> [MATERIAL TO PROCESS]
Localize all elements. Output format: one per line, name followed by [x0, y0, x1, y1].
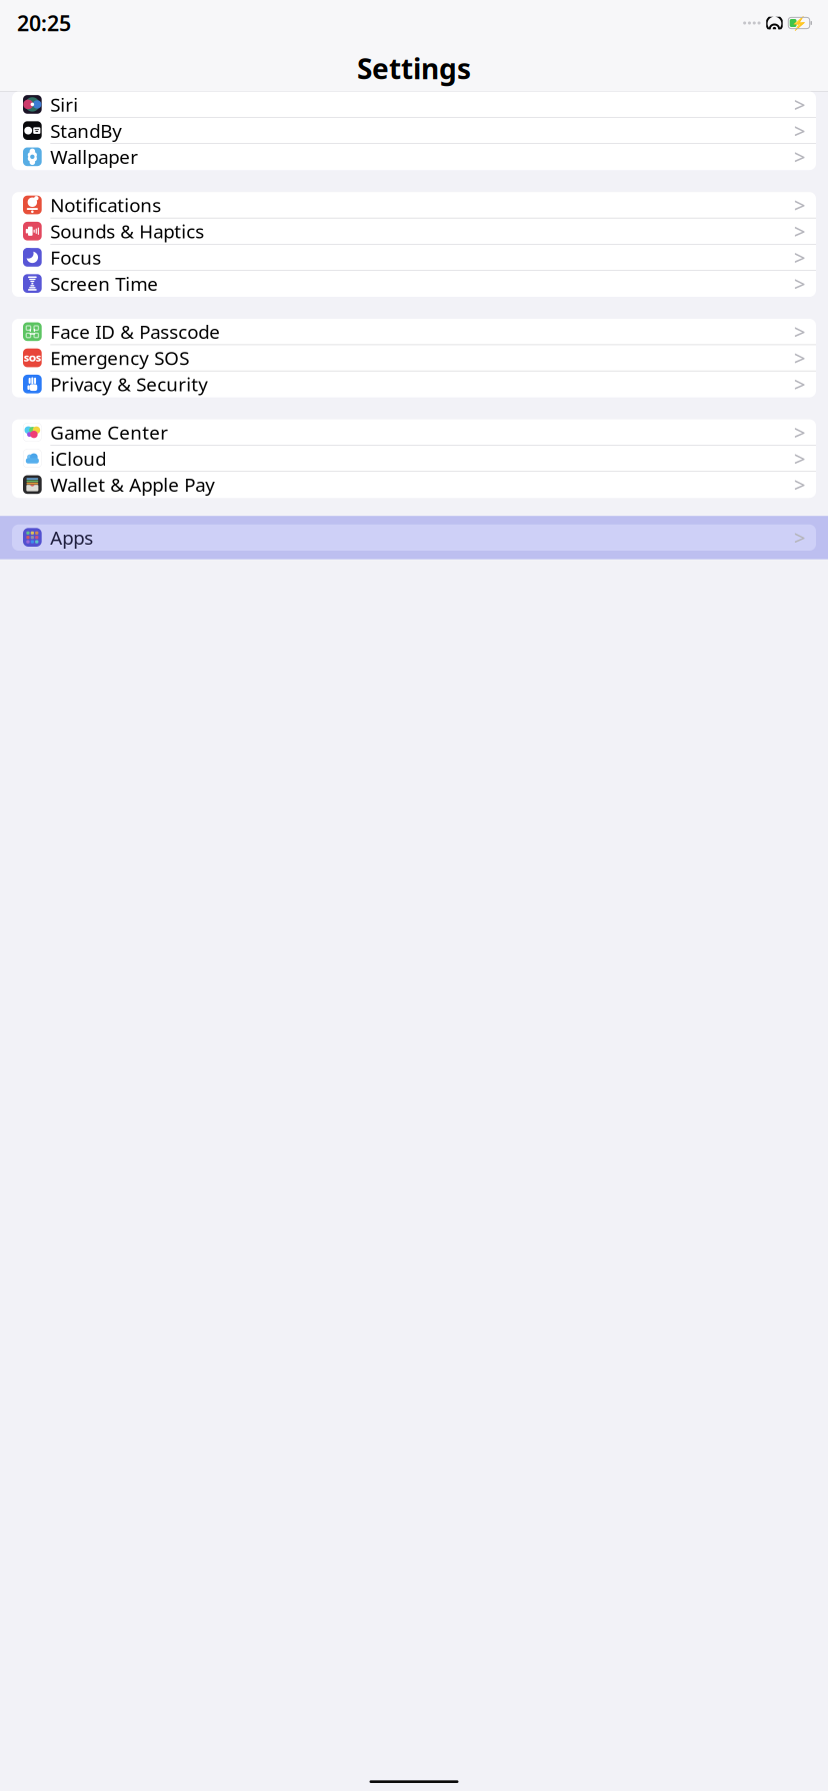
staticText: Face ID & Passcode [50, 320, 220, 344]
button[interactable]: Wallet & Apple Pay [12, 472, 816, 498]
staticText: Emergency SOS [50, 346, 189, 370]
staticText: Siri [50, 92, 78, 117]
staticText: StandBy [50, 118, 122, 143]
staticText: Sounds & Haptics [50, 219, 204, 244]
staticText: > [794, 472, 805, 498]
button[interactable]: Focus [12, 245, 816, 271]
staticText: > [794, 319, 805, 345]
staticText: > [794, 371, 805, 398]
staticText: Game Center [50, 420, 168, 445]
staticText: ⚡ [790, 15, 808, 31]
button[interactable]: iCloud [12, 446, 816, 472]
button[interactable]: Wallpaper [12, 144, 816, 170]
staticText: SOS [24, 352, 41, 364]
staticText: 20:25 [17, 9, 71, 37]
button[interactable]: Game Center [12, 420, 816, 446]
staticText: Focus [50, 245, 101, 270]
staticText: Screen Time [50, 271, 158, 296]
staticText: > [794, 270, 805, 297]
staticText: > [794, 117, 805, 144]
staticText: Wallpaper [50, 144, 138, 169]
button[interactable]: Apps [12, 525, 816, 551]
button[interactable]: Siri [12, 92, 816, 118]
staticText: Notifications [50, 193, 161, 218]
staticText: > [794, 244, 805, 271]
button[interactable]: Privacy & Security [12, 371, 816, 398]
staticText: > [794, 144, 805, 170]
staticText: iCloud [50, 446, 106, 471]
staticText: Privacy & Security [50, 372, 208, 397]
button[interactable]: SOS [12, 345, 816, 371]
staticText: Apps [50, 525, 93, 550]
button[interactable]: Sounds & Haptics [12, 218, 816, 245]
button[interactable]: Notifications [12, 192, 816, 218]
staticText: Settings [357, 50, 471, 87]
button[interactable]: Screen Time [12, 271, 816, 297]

> [SET EXERCISE] How many lines of the material above contain the string "Time"? Reply with the number alone.

> [RESULT FOR THIS EXERCISE] 2